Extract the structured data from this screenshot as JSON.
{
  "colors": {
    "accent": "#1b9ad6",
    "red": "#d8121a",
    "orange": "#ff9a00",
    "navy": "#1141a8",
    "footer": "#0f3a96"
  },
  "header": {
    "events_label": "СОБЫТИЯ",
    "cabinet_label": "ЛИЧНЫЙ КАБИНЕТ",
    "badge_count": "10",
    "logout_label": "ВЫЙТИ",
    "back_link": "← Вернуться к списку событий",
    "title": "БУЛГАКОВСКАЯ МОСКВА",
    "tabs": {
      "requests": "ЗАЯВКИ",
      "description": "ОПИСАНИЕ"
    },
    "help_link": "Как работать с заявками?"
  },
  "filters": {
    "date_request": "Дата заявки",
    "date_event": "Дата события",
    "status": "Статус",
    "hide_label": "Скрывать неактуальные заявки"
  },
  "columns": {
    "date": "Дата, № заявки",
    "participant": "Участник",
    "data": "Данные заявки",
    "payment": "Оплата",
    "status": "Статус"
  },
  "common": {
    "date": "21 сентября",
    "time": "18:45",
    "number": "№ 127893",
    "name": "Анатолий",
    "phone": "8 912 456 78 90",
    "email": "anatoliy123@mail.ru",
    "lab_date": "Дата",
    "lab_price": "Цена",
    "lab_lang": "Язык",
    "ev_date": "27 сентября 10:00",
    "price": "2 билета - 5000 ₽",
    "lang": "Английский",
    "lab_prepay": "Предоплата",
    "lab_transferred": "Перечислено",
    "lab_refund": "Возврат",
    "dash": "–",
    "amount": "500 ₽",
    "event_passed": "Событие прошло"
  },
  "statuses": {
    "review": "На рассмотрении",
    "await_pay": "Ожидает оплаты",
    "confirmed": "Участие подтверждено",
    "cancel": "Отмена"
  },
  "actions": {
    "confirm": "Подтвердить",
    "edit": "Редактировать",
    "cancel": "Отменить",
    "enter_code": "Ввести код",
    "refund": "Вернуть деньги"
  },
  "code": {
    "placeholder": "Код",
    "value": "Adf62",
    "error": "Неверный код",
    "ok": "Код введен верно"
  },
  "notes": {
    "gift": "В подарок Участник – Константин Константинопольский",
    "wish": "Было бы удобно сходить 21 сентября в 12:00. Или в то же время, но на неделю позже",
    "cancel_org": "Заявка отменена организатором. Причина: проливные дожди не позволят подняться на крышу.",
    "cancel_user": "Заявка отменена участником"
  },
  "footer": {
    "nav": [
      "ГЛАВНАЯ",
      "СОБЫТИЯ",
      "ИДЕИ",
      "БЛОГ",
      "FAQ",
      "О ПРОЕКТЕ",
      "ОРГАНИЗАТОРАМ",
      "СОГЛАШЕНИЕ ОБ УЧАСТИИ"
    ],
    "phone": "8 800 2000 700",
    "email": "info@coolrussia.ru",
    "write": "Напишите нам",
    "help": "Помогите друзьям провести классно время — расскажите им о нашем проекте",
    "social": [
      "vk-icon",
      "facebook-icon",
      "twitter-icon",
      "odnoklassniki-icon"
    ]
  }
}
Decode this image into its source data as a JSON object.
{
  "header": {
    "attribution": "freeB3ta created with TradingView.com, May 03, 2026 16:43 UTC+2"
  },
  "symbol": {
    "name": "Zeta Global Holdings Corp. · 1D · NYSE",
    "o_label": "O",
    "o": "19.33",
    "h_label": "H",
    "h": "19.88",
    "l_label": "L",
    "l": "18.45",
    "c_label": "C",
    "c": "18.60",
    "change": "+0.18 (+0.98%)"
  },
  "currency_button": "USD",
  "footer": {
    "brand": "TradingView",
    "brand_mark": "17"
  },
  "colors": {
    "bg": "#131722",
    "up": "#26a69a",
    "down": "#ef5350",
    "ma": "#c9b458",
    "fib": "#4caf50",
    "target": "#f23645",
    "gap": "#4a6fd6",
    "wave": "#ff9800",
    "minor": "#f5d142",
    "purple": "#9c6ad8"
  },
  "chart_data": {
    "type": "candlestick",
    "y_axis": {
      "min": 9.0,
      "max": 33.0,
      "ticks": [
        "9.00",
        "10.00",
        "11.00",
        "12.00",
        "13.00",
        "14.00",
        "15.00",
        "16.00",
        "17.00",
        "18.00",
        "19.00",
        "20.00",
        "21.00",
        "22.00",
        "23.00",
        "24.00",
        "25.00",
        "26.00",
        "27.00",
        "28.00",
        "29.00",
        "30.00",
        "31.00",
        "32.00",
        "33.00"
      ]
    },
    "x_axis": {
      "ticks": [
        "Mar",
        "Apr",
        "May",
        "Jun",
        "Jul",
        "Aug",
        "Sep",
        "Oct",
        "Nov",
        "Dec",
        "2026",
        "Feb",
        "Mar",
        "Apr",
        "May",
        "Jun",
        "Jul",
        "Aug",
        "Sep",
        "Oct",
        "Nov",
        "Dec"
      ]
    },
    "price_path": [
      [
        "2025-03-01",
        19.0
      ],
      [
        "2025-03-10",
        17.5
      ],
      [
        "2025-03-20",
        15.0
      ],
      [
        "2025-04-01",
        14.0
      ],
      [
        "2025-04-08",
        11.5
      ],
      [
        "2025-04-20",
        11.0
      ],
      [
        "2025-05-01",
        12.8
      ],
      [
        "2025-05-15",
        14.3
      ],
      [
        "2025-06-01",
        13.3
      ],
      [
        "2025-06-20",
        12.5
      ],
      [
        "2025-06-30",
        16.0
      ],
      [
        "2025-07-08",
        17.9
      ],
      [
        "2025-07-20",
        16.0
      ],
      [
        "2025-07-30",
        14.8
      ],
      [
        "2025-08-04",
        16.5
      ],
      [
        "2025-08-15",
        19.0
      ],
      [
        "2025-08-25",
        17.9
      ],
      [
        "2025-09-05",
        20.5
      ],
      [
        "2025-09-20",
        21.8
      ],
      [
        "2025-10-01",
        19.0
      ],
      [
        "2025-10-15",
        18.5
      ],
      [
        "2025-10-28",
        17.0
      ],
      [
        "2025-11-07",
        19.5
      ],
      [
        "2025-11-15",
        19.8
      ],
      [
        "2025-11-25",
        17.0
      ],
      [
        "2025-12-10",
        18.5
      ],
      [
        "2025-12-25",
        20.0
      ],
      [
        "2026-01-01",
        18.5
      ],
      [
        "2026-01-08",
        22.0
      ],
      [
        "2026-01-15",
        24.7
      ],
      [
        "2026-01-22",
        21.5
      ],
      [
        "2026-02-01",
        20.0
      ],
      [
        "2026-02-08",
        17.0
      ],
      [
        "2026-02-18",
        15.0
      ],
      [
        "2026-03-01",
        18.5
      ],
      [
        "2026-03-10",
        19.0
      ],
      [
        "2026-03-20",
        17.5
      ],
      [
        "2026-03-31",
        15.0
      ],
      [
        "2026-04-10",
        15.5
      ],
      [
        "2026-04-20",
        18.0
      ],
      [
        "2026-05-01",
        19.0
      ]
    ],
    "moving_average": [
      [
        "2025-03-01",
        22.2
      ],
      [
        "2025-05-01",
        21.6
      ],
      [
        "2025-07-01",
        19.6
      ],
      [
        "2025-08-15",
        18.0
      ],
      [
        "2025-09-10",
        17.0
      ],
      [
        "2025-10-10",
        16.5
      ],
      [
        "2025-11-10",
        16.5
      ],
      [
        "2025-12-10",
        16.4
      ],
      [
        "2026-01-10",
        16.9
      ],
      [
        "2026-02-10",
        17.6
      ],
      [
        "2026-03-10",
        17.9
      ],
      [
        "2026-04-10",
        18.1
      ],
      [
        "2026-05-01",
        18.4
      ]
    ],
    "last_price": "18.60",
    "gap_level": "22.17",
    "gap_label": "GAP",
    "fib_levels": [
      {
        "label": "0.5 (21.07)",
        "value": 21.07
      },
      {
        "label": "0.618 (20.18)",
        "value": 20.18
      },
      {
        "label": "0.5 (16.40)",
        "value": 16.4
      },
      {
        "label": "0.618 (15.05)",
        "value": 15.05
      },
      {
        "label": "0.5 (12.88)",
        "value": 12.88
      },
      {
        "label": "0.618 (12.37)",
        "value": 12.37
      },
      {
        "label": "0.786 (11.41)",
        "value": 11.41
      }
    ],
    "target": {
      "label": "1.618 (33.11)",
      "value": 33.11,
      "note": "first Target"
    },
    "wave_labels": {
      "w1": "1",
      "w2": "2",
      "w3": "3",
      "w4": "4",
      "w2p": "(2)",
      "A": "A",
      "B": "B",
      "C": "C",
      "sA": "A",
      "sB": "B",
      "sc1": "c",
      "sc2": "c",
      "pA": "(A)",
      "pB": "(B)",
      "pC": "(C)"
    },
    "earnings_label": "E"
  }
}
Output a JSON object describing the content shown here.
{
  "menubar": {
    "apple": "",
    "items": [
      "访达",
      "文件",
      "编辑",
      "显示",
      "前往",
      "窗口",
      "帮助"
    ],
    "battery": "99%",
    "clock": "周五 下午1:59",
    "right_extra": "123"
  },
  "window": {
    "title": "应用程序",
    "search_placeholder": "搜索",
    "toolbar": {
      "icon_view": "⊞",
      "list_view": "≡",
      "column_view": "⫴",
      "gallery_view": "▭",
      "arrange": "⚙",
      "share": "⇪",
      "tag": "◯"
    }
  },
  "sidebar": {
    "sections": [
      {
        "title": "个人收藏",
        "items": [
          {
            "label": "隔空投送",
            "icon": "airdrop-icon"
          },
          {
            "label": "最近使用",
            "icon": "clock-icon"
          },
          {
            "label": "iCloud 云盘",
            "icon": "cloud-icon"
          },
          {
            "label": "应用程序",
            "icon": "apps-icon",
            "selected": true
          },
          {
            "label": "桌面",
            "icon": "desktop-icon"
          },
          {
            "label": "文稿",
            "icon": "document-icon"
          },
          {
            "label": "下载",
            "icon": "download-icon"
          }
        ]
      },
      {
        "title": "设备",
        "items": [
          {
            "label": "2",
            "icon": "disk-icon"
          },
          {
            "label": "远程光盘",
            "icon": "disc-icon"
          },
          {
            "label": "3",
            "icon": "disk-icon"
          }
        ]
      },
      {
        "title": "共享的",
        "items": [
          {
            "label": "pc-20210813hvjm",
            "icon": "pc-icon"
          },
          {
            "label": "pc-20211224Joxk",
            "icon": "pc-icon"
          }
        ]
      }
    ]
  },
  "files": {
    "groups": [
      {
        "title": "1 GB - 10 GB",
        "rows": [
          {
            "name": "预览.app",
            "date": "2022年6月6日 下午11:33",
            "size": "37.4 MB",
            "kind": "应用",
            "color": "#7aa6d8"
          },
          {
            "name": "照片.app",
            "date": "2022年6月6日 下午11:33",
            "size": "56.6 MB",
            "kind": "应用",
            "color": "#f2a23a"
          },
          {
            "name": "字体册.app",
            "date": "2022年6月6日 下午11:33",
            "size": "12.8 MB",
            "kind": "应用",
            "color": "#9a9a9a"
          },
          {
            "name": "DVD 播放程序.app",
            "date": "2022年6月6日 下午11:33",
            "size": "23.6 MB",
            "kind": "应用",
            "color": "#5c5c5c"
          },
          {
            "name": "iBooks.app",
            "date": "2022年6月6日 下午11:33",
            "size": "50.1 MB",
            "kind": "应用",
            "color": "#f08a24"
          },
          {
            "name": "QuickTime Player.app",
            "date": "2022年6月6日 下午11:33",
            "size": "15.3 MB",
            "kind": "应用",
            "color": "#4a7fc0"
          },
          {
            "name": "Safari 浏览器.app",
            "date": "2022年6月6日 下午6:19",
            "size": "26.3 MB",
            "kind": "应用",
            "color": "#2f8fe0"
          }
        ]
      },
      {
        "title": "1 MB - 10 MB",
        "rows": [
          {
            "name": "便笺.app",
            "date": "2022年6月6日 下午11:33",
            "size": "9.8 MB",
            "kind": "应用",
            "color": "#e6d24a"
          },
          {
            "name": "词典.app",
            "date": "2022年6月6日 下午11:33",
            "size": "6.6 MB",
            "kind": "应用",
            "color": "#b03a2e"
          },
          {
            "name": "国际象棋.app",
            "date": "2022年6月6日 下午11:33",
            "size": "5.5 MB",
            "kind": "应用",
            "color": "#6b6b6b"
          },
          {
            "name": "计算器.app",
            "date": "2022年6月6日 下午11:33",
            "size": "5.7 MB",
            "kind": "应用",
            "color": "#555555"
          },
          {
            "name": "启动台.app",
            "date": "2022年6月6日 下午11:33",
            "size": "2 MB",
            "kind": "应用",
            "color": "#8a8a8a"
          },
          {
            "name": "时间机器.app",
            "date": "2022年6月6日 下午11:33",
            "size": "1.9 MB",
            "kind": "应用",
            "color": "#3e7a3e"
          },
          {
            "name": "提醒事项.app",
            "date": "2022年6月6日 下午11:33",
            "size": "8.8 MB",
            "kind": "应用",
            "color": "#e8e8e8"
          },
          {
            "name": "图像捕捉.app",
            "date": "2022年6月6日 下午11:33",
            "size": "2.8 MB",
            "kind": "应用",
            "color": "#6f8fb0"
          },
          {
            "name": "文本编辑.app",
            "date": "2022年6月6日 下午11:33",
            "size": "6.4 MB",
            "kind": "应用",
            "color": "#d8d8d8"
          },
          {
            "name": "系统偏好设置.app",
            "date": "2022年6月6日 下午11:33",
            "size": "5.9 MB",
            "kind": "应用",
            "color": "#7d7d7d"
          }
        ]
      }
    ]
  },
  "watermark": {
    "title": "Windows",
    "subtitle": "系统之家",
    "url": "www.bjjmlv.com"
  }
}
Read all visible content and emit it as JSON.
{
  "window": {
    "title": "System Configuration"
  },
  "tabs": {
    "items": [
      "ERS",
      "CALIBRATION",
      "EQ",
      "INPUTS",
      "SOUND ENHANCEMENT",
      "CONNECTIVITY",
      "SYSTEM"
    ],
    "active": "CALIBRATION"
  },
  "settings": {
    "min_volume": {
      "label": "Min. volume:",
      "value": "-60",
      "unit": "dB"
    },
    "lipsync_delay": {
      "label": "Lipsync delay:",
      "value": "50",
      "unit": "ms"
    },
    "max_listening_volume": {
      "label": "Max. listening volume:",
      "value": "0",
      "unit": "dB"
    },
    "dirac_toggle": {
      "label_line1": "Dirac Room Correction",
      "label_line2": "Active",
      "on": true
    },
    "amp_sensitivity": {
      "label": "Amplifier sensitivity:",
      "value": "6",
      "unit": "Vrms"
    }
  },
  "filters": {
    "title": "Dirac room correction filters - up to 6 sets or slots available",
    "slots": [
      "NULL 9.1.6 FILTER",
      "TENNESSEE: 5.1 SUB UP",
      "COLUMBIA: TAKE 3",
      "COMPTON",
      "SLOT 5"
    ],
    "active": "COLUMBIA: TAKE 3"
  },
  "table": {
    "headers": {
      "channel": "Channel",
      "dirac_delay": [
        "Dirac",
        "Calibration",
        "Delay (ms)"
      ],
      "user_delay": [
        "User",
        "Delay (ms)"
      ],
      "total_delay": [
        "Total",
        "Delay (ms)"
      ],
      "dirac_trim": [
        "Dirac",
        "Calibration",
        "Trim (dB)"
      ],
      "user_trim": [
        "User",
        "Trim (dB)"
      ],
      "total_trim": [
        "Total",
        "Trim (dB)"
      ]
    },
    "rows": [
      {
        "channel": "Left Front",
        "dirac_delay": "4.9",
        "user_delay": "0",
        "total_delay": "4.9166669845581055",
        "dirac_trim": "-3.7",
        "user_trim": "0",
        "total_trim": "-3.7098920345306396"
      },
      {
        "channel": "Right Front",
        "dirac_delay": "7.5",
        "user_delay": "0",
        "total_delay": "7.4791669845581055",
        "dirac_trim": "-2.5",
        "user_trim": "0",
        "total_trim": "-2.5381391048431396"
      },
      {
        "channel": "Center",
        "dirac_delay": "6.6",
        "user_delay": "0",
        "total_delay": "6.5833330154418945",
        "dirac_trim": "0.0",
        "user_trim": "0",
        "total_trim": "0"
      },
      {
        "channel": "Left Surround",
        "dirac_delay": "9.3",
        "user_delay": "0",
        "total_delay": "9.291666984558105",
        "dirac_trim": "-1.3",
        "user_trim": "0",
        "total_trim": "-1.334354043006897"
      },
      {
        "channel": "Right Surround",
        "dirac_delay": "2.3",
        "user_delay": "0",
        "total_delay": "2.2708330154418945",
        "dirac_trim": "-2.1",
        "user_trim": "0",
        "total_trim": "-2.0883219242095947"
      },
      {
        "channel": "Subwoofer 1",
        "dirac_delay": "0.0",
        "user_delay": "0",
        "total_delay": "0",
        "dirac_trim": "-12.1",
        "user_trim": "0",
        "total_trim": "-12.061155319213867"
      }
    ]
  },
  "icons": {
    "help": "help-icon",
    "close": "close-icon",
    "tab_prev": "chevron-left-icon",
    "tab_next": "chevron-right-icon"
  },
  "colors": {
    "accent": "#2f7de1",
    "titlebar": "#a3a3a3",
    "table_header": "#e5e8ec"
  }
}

- - -

> **Stated exercise**:
Check every line of the data, and copy the ones that contain "email".

> **Expected output**:
    "email": "anatoliy123@mail.ru",
    "email": "info@coolrussia.ru",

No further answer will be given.